(begin)
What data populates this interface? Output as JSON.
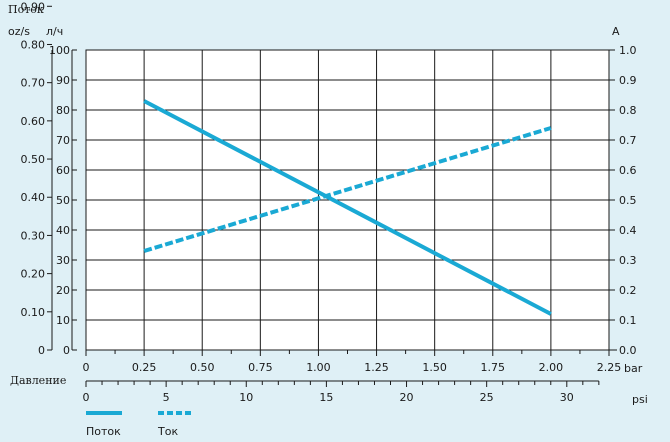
{
  "chart_data": {
    "type": "line",
    "title": "",
    "labels": {
      "flow_title": "Поток",
      "unit_ozs": "oz/s",
      "unit_lh": "л/ч",
      "unit_amp": "A",
      "pressure": "Давление",
      "unit_bar": "bar",
      "unit_psi": "psi"
    },
    "x_bar_ticks": [
      "0",
      "0.25",
      "0.50",
      "0.75",
      "1.00",
      "1.25",
      "1.50",
      "1.75",
      "2.00",
      "2.25"
    ],
    "x_psi_ticks": [
      "0",
      "5",
      "10",
      "15",
      "20",
      "25",
      "30"
    ],
    "y_ozs_ticks": [
      "0",
      "0.10",
      "0.20",
      "0.30",
      "0.40",
      "0.50",
      "0.60",
      "0.70",
      "0.80",
      "0.90"
    ],
    "y_lh_ticks": [
      "0",
      "10",
      "20",
      "30",
      "40",
      "50",
      "60",
      "70",
      "80",
      "90",
      "100"
    ],
    "y_amp_ticks": [
      "0.0",
      "0.1",
      "0.2",
      "0.3",
      "0.4",
      "0.5",
      "0.6",
      "0.7",
      "0.8",
      "0.9",
      "1.0"
    ],
    "xlim_bar": [
      0,
      2.25
    ],
    "ylim_lh": [
      0,
      100
    ],
    "ylim_amp": [
      0,
      1.0
    ],
    "grid": true,
    "legend_position": "bottom-left",
    "series": [
      {
        "name": "Поток",
        "axis": "left",
        "style": "solid",
        "color": "#1aa9d4",
        "points": [
          [
            0.25,
            83
          ],
          [
            2.0,
            12
          ]
        ]
      },
      {
        "name": "Ток",
        "axis": "right",
        "style": "dashed",
        "color": "#1aa9d4",
        "points": [
          [
            0.25,
            0.33
          ],
          [
            2.0,
            0.74
          ]
        ]
      }
    ]
  }
}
(end)
_Instructions to follow_: Go through the records above, find every line with the word "left", and list those lines.

_Worked solution_:
    "legend_position": "bottom-left",
        "axis": "left",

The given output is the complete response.